(Work to be completed) Locate all lines with the word "心理健康教育中心" and copy them out.
** Start Records for the exercise **
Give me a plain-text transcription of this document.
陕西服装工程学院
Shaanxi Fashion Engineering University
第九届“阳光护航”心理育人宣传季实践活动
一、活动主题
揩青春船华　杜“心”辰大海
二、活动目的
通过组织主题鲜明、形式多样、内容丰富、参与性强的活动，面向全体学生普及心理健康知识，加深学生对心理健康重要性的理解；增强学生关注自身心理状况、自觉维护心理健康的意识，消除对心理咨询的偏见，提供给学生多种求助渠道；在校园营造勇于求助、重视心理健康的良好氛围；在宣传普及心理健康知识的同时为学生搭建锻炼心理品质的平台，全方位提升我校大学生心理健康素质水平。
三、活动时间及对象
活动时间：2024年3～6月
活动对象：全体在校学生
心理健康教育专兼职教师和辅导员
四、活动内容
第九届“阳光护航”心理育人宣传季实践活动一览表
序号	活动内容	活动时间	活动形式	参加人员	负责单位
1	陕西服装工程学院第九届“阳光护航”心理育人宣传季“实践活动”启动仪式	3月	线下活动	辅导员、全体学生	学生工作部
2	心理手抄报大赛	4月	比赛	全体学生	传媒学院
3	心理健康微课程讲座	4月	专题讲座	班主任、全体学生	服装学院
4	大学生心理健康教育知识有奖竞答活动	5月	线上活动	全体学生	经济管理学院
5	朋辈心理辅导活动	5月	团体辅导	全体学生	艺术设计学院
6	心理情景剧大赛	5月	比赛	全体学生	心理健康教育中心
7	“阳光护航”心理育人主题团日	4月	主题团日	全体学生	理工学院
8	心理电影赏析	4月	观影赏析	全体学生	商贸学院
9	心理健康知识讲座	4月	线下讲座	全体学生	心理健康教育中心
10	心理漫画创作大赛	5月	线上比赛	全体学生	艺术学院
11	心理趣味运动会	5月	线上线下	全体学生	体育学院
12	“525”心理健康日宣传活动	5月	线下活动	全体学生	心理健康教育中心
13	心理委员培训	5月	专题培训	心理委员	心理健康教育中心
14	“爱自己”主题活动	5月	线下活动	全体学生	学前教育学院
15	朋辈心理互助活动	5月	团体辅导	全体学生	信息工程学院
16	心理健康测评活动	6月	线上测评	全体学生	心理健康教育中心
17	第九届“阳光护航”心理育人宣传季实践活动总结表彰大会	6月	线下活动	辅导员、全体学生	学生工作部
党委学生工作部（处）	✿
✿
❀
** End Records for the exercise **
(Output of the task)
6	心理情景剧大赛	5月	比赛	全体学生	心理健康教育中心
9	心理健康知识讲座	4月	线下讲座	全体学生	心理健康教育中心
12	“525”心理健康日宣传活动	5月	线下活动	全体学生	心理健康教育中心
13	心理委员培训	5月	专题培训	心理委员	心理健康教育中心
16	心理健康测评活动	6月	线上测评	全体学生	心理健康教育中心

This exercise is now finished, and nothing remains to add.